Every line of the material is to be quoted verbatim, minus the pictures.

SOURCE DATA —
******************************

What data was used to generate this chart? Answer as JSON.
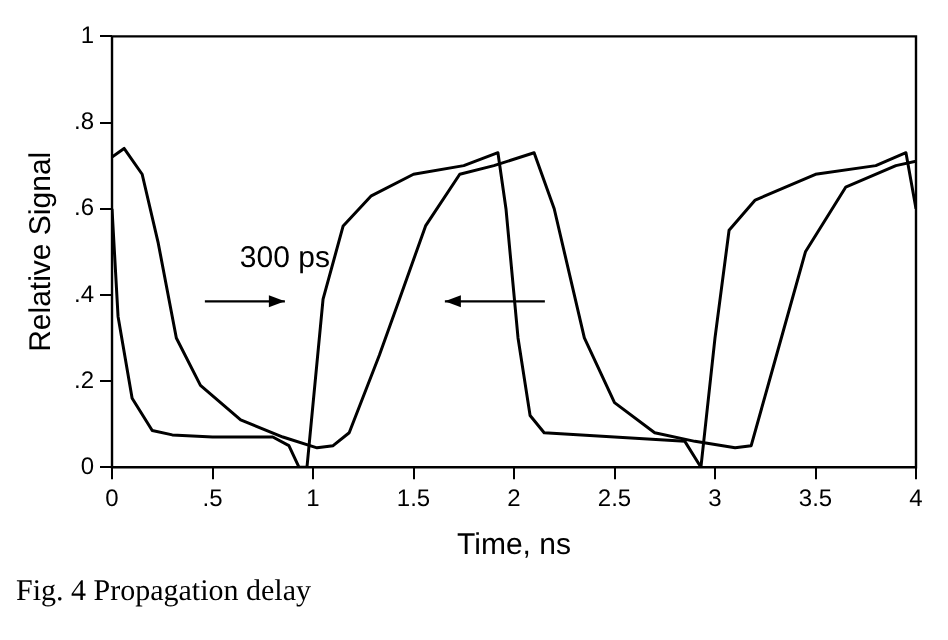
{
  "chart_data": {
    "type": "line",
    "xlabel": "Time, ns",
    "ylabel": "Relative Signal",
    "xlim": [
      0,
      4
    ],
    "ylim": [
      0,
      1
    ],
    "xticks": [
      {
        "value": 0,
        "label": "0"
      },
      {
        "value": 0.5,
        "label": ".5"
      },
      1,
      1.5,
      2,
      2.5,
      3,
      3.5,
      4
    ],
    "yticks": [
      {
        "value": 0,
        "label": "0"
      },
      {
        "value": 0.2,
        "label": ".2"
      },
      {
        "value": 0.4,
        "label": ".4"
      },
      {
        "value": 0.6,
        "label": ".6"
      },
      {
        "value": 0.8,
        "label": ".8"
      },
      1
    ],
    "grid": false,
    "legend": false,
    "marker": "none",
    "line_style": "solid",
    "annotations": [
      "300 ps",
      "Fig. 4 Propagation delay"
    ],
    "series": [
      {
        "color": "#000000",
        "x": [
          0,
          0.03,
          0.1,
          0.2,
          0.3,
          0.5,
          0.8,
          0.88,
          0.93,
          0.97,
          1.05,
          1.15,
          1.29,
          1.5,
          1.75,
          1.92,
          1.96,
          2.02,
          2.08,
          2.15,
          2.5,
          2.85,
          2.93,
          3.0,
          3.07,
          3.2,
          3.5,
          3.8,
          3.95,
          4
        ],
        "values": [
          0.6,
          0.35,
          0.16,
          0.085,
          0.075,
          0.07,
          0.07,
          0.05,
          0,
          0,
          0.39,
          0.56,
          0.63,
          0.68,
          0.7,
          0.73,
          0.6,
          0.3,
          0.12,
          0.08,
          0.07,
          0.06,
          0,
          0.3,
          0.55,
          0.62,
          0.68,
          0.7,
          0.73,
          0.6
        ]
      },
      {
        "color": "#000000",
        "x": [
          0,
          0.06,
          0.15,
          0.23,
          0.32,
          0.44,
          0.64,
          0.85,
          1.02,
          1.1,
          1.18,
          1.33,
          1.43,
          1.56,
          1.73,
          1.9,
          2.1,
          2.2,
          2.35,
          2.5,
          2.7,
          2.9,
          3.1,
          3.18,
          3.3,
          3.45,
          3.65,
          3.9,
          4
        ],
        "values": [
          0.72,
          0.74,
          0.68,
          0.52,
          0.3,
          0.19,
          0.11,
          0.07,
          0.045,
          0.05,
          0.08,
          0.26,
          0.39,
          0.56,
          0.68,
          0.7,
          0.73,
          0.6,
          0.3,
          0.15,
          0.08,
          0.06,
          0.045,
          0.05,
          0.25,
          0.5,
          0.65,
          0.7,
          0.71
        ]
      }
    ]
  }
}
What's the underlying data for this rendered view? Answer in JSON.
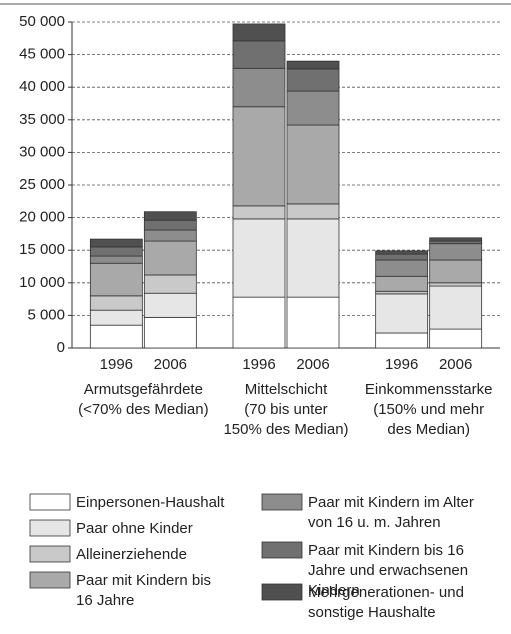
{
  "chart_data": {
    "type": "stacked_bar",
    "categories": [
      "1996",
      "2006",
      "1996",
      "2006",
      "1996",
      "2006"
    ],
    "groups": [
      [
        "Armutsgefährdete",
        "(<70% des Median)"
      ],
      [
        "Mittelschicht",
        "(70 bis  unter",
        "150% des Median)"
      ],
      [
        "Einkommensstarke",
        "(150% und mehr",
        "des Median)"
      ]
    ],
    "ylim": [
      0,
      50000
    ],
    "yticks": [
      0,
      {
        "value": 5000,
        "label": "5 000"
      },
      {
        "value": 10000,
        "label": "10 000"
      },
      {
        "value": 15000,
        "label": "15 000"
      },
      {
        "value": 20000,
        "label": "20 000"
      },
      {
        "value": 25000,
        "label": "25 000"
      },
      {
        "value": 30000,
        "label": "30 000"
      },
      {
        "value": 35000,
        "label": "35 000"
      },
      {
        "value": 40000,
        "label": "40 000"
      },
      {
        "value": 45000,
        "label": "45 000"
      },
      {
        "value": 50000,
        "label": "50 000"
      }
    ],
    "grid": true,
    "series": [
      {
        "name": [
          "Einpersonen-Haushalt"
        ],
        "color": "#ffffff",
        "values": [
          3500,
          4700,
          7800,
          7800,
          2300,
          2900
        ]
      },
      {
        "name": [
          "Paar ohne Kinder"
        ],
        "color": "#e6e6e6",
        "values": [
          2300,
          3700,
          12000,
          12000,
          6000,
          6600
        ]
      },
      {
        "name": [
          "Alleinerziehende"
        ],
        "color": "#c9c9c9",
        "values": [
          2200,
          2800,
          2000,
          2300,
          400,
          500
        ]
      },
      {
        "name": [
          "Paar mit Kindern bis",
          "16 Jahre"
        ],
        "color": "#a9a9a9",
        "values": [
          5000,
          5200,
          15200,
          12100,
          2300,
          3500
        ]
      },
      {
        "name": [
          "Paar mit Kindern im Alter",
          "von 16 u. m. Jahren"
        ],
        "color": "#8d8d8d",
        "values": [
          1100,
          1700,
          5900,
          5200,
          2500,
          2500
        ]
      },
      {
        "name": [
          "Paar mit Kindern bis 16",
          "Jahre und erwachsenen",
          "Kindern"
        ],
        "color": "#707070",
        "values": [
          1400,
          1500,
          4200,
          3400,
          900,
          400
        ]
      },
      {
        "name": [
          "Mehrgenerationen- und",
          "sonstige Haushalte"
        ],
        "color": "#505050",
        "values": [
          1200,
          1300,
          2600,
          1200,
          500,
          500
        ]
      }
    ]
  }
}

******************************

RIGHT ANSWER —
What data was used to generate this chart? Answer as JSON.
{
  "chart_data": {
    "type": "line",
    "xlabel": "Time, ns",
    "ylabel": "Relative Signal",
    "xlim": [
      0,
      4
    ],
    "ylim": [
      0,
      1
    ],
    "xticks": [
      {
        "value": 0,
        "label": "0"
      },
      {
        "value": 0.5,
        "label": ".5"
      },
      1,
      1.5,
      2,
      2.5,
      3,
      3.5,
      4
    ],
    "yticks": [
      {
        "value": 0,
        "label": "0"
      },
      {
        "value": 0.2,
        "label": ".2"
      },
      {
        "value": 0.4,
        "label": ".4"
      },
      {
        "value": 0.6,
        "label": ".6"
      },
      {
        "value": 0.8,
        "label": ".8"
      },
      1
    ],
    "grid": false,
    "legend": false,
    "marker": "none",
    "line_style": "solid",
    "annotations": [
      "300 ps",
      "Fig. 4 Propagation delay"
    ],
    "series": [
      {
        "color": "#000000",
        "x": [
          0,
          0.03,
          0.1,
          0.2,
          0.3,
          0.5,
          0.8,
          0.88,
          0.93,
          0.97,
          1.05,
          1.15,
          1.29,
          1.5,
          1.75,
          1.92,
          1.96,
          2.02,
          2.08,
          2.15,
          2.5,
          2.85,
          2.93,
          3.0,
          3.07,
          3.2,
          3.5,
          3.8,
          3.95,
          4
        ],
        "values": [
          0.6,
          0.35,
          0.16,
          0.085,
          0.075,
          0.07,
          0.07,
          0.05,
          0,
          0,
          0.39,
          0.56,
          0.63,
          0.68,
          0.7,
          0.73,
          0.6,
          0.3,
          0.12,
          0.08,
          0.07,
          0.06,
          0,
          0.3,
          0.55,
          0.62,
          0.68,
          0.7,
          0.73,
          0.6
        ]
      },
      {
        "color": "#000000",
        "x": [
          0,
          0.06,
          0.15,
          0.23,
          0.32,
          0.44,
          0.64,
          0.85,
          1.02,
          1.1,
          1.18,
          1.33,
          1.43,
          1.56,
          1.73,
          1.9,
          2.1,
          2.2,
          2.35,
          2.5,
          2.7,
          2.9,
          3.1,
          3.18,
          3.3,
          3.45,
          3.65,
          3.9,
          4
        ],
        "values": [
          0.72,
          0.74,
          0.68,
          0.52,
          0.3,
          0.19,
          0.11,
          0.07,
          0.045,
          0.05,
          0.08,
          0.26,
          0.39,
          0.56,
          0.68,
          0.7,
          0.73,
          0.6,
          0.3,
          0.15,
          0.08,
          0.06,
          0.045,
          0.05,
          0.25,
          0.5,
          0.65,
          0.7,
          0.71
        ]
      }
    ]
  }
}
What's the underlying data for this rendered view? Answer in JSON.
{
  "chart_data": {
    "type": "stacked_bar",
    "categories": [
      "1996",
      "2006",
      "1996",
      "2006",
      "1996",
      "2006"
    ],
    "groups": [
      [
        "Armutsgefährdete",
        "(<70% des Median)"
      ],
      [
        "Mittelschicht",
        "(70 bis  unter",
        "150% des Median)"
      ],
      [
        "Einkommensstarke",
        "(150% und mehr",
        "des Median)"
      ]
    ],
    "ylim": [
      0,
      50000
    ],
    "yticks": [
      0,
      {
        "value": 5000,
        "label": "5 000"
      },
      {
        "value": 10000,
        "label": "10 000"
      },
      {
        "value": 15000,
        "label": "15 000"
      },
      {
        "value": 20000,
        "label": "20 000"
      },
      {
        "value": 25000,
        "label": "25 000"
      },
      {
        "value": 30000,
        "label": "30 000"
      },
      {
        "value": 35000,
        "label": "35 000"
      },
      {
        "value": 40000,
        "label": "40 000"
      },
      {
        "value": 45000,
        "label": "45 000"
      },
      {
        "value": 50000,
        "label": "50 000"
      }
    ],
    "grid": true,
    "series": [
      {
        "name": [
          "Einpersonen-Haushalt"
        ],
        "color": "#ffffff",
        "values": [
          3500,
          4700,
          7800,
          7800,
          2300,
          2900
        ]
      },
      {
        "name": [
          "Paar ohne Kinder"
        ],
        "color": "#e6e6e6",
        "values": [
          2300,
          3700,
          12000,
          12000,
          6000,
          6600
        ]
      },
      {
        "name": [
          "Alleinerziehende"
        ],
        "color": "#c9c9c9",
        "values": [
          2200,
          2800,
          2000,
          2300,
          400,
          500
        ]
      },
      {
        "name": [
          "Paar mit Kindern bis",
          "16 Jahre"
        ],
        "color": "#a9a9a9",
        "values": [
          5000,
          5200,
          15200,
          12100,
          2300,
          3500
        ]
      },
      {
        "name": [
          "Paar mit Kindern im Alter",
          "von 16 u. m. Jahren"
        ],
        "color": "#8d8d8d",
        "values": [
          1100,
          1700,
          5900,
          5200,
          2500,
          2500
        ]
      },
      {
        "name": [
          "Paar mit Kindern bis 16",
          "Jahre und erwachsenen",
          "Kindern"
        ],
        "color": "#707070",
        "values": [
          1400,
          1500,
          4200,
          3400,
          900,
          400
        ]
      },
      {
        "name": [
          "Mehrgenerationen- und",
          "sonstige Haushalte"
        ],
        "color": "#505050",
        "values": [
          1200,
          1300,
          2600,
          1200,
          500,
          500
        ]
      }
    ]
  }
}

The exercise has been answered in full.